Entries supplied |
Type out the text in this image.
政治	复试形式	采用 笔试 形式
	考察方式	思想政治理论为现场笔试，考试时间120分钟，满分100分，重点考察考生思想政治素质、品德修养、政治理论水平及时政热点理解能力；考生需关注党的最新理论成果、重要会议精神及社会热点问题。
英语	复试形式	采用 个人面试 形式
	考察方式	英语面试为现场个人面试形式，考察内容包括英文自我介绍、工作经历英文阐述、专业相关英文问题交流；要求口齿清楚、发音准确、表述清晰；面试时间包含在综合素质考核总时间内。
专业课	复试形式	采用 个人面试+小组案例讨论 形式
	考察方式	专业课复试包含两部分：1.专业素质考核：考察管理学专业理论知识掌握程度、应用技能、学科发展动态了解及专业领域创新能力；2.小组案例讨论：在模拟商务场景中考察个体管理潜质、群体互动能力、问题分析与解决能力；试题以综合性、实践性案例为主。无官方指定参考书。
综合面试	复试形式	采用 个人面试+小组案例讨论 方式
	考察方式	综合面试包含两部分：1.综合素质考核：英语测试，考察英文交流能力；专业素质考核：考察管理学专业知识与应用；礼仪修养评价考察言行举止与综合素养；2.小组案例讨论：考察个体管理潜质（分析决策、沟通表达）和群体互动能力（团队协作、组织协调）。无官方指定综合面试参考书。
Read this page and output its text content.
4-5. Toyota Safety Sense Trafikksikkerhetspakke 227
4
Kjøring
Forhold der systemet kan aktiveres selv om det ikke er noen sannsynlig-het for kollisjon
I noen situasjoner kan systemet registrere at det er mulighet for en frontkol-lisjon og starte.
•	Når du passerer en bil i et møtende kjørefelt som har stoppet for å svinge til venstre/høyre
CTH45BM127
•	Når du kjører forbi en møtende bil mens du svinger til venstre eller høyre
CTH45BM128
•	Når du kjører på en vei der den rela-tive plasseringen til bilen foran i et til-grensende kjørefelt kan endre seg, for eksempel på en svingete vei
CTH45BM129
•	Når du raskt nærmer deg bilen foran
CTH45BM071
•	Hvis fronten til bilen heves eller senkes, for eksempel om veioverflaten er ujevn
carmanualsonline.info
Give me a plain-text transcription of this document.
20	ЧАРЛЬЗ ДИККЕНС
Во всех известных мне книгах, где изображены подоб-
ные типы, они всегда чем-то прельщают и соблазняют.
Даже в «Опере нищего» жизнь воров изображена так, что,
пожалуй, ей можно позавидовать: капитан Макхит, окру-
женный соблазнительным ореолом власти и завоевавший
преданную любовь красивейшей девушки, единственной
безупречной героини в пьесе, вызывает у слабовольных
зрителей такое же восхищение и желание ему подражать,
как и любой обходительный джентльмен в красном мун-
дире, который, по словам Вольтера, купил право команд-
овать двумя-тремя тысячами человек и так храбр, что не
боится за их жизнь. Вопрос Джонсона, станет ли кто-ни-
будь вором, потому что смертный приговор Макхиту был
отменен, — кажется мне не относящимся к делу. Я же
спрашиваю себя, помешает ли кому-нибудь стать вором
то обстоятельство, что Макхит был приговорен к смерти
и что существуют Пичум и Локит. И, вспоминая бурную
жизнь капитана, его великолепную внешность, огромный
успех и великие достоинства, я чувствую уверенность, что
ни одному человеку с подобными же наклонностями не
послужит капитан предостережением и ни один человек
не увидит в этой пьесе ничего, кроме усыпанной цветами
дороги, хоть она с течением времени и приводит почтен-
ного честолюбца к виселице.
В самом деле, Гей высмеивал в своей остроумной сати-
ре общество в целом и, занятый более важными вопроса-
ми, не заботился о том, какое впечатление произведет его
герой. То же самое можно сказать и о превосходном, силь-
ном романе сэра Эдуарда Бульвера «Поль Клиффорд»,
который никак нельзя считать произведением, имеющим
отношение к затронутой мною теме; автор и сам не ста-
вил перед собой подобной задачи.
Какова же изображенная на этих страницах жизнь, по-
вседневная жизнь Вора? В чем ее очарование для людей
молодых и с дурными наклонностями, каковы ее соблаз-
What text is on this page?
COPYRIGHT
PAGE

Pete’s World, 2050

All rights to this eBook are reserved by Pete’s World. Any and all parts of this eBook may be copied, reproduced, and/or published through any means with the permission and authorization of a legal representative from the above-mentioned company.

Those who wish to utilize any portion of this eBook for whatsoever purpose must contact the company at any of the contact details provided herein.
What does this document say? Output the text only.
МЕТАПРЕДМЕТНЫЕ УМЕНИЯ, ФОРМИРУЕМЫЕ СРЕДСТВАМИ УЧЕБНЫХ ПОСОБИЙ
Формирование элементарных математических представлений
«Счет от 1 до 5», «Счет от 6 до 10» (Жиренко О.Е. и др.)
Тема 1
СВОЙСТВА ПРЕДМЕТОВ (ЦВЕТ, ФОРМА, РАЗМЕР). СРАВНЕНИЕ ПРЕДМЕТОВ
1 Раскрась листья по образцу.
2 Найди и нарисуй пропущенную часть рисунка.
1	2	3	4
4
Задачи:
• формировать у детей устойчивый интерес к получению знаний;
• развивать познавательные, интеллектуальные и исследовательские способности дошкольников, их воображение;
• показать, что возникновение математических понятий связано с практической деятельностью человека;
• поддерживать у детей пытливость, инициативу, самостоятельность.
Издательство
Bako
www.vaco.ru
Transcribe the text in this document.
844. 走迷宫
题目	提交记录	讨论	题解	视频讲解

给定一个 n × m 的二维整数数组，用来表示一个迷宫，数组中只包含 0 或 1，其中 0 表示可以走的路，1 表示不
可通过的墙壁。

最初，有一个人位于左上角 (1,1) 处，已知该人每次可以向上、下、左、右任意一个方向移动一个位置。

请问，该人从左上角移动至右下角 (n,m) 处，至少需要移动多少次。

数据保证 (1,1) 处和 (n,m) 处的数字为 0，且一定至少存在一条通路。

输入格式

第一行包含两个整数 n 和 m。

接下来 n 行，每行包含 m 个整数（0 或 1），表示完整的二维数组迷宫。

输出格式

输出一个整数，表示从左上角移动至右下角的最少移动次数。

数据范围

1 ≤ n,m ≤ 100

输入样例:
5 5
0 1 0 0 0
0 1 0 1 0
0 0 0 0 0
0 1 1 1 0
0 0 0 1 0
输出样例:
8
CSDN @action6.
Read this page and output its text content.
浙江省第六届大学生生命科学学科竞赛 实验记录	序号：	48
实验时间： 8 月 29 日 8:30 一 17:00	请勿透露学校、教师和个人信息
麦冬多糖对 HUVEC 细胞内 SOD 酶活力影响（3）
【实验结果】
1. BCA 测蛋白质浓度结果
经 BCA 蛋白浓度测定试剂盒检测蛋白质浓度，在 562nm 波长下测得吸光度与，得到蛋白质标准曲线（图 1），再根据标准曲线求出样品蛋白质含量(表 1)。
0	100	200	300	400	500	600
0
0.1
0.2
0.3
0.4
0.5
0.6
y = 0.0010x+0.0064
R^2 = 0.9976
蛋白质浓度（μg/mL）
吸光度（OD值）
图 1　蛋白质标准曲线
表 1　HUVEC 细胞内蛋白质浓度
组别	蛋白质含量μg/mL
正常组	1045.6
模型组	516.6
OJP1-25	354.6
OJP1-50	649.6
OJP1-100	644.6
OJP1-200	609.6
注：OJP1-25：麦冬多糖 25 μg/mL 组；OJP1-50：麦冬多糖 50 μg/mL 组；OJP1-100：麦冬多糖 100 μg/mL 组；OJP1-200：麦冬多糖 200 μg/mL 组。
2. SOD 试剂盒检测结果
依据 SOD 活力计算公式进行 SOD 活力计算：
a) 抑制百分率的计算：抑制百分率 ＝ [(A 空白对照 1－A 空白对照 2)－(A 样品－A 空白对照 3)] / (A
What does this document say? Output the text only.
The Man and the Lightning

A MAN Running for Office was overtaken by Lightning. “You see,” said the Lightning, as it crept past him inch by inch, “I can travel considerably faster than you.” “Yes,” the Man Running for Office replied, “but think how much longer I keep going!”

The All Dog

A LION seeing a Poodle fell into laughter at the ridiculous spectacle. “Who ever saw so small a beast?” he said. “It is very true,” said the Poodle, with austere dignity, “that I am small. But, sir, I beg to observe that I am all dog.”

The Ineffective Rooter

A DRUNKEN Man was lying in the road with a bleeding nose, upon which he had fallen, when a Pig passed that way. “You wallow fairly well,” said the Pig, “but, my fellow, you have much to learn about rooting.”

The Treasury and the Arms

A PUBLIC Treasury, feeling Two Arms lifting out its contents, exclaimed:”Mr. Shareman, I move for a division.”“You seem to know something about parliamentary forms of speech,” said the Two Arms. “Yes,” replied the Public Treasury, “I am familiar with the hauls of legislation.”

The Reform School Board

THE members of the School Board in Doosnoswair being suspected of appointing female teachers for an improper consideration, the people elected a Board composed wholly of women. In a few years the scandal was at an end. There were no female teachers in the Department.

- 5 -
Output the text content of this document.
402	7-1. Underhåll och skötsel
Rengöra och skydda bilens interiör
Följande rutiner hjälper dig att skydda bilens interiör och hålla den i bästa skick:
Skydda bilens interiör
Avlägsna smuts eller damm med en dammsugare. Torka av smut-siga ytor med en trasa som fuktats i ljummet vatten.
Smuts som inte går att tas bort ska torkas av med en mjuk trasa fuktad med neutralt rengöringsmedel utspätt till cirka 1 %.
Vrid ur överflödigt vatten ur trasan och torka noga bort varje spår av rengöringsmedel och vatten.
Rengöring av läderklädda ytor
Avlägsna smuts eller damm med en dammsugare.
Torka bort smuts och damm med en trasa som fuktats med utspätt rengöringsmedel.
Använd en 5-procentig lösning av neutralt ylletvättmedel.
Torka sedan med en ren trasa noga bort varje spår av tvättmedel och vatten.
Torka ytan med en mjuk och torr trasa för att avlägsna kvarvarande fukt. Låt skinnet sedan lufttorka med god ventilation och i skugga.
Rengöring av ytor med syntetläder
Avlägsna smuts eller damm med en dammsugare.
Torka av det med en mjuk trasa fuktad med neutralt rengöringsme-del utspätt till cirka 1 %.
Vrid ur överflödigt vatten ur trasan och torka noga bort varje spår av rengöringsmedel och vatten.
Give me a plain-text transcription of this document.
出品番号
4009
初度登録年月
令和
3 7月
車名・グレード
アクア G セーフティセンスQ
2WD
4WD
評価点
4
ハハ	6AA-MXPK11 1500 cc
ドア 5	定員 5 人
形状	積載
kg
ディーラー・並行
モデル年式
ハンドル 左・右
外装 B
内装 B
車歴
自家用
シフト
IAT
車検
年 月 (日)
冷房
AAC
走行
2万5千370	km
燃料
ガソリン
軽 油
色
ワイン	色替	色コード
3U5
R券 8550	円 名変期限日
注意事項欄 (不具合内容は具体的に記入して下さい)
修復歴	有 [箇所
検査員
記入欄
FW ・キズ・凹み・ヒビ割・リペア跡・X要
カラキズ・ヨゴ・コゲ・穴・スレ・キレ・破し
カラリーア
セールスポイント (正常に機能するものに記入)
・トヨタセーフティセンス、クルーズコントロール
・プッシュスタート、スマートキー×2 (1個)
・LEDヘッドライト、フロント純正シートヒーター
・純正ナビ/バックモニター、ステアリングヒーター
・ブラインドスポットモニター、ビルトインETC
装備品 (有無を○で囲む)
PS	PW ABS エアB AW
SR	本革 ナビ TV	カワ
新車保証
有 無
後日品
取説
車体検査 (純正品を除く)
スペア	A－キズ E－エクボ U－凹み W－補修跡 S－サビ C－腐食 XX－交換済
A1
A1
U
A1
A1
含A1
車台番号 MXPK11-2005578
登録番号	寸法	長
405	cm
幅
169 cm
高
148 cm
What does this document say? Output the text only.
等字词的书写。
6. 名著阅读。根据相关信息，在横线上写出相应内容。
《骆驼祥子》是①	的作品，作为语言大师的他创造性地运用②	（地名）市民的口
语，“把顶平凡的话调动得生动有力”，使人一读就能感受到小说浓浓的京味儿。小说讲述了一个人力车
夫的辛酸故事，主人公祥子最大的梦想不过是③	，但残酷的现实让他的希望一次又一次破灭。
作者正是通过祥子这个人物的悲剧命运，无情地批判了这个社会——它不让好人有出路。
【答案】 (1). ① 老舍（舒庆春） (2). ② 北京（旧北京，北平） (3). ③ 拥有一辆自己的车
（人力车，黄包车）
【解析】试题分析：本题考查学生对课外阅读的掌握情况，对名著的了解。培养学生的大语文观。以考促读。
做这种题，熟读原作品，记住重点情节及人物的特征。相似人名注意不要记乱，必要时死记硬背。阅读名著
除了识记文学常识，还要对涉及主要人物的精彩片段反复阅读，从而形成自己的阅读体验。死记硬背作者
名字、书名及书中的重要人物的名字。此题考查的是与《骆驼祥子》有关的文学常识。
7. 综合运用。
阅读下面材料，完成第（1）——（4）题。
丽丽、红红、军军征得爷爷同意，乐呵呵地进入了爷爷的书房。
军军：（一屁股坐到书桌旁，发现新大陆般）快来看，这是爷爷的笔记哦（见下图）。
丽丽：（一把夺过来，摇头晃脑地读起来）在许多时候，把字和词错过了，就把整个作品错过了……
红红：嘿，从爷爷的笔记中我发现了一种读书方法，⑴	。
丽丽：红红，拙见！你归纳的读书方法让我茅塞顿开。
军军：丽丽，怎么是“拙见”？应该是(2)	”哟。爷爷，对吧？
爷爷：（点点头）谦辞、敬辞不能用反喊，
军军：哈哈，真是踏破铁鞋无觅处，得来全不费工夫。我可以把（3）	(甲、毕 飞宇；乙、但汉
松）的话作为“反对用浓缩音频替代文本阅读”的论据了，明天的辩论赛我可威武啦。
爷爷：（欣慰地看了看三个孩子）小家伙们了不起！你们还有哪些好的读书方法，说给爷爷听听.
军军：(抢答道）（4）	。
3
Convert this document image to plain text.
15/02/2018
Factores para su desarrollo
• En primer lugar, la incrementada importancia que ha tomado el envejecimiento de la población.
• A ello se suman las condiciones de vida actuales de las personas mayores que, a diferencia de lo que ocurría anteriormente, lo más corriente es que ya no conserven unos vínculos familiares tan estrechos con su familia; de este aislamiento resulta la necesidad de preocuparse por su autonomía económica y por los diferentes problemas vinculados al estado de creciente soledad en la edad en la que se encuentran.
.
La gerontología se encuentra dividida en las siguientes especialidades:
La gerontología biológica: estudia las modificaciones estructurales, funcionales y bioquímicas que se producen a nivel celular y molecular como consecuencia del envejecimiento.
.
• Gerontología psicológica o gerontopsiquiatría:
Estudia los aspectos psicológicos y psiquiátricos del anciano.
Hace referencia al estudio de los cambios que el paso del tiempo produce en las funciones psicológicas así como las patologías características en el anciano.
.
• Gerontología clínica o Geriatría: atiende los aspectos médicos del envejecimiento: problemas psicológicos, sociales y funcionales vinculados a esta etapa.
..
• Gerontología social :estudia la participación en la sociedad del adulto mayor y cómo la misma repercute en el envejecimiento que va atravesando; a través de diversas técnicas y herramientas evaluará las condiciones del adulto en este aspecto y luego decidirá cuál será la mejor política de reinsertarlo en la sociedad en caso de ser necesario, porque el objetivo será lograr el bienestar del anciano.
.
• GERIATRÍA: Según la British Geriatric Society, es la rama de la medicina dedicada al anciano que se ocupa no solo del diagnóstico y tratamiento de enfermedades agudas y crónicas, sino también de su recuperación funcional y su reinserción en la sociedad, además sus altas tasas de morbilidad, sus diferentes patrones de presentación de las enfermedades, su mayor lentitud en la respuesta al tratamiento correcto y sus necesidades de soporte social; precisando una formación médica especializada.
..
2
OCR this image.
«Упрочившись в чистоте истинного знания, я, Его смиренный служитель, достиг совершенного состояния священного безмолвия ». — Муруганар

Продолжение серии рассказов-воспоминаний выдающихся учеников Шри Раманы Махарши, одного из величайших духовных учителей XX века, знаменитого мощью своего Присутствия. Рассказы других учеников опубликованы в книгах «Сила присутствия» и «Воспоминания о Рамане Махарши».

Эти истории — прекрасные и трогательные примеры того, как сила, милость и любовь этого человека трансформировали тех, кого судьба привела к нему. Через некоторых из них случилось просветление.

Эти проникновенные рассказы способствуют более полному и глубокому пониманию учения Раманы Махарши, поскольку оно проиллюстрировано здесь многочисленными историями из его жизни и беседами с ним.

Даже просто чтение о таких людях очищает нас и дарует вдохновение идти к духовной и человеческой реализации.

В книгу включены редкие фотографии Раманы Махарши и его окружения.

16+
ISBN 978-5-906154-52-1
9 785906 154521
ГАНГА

Task brief | Report each line of the material above where the word "Arms" appears.

Answer to this exercise |
The Treasury and the Arms
A PUBLIC Treasury, feeling Two Arms lifting out its contents, exclaimed:”Mr. Shareman, I move for a division.”“You seem to know something about parliamentary forms of speech,” said the Two Arms. “Yes,” replied the Public Treasury, “I am familiar with the hauls of legislation.”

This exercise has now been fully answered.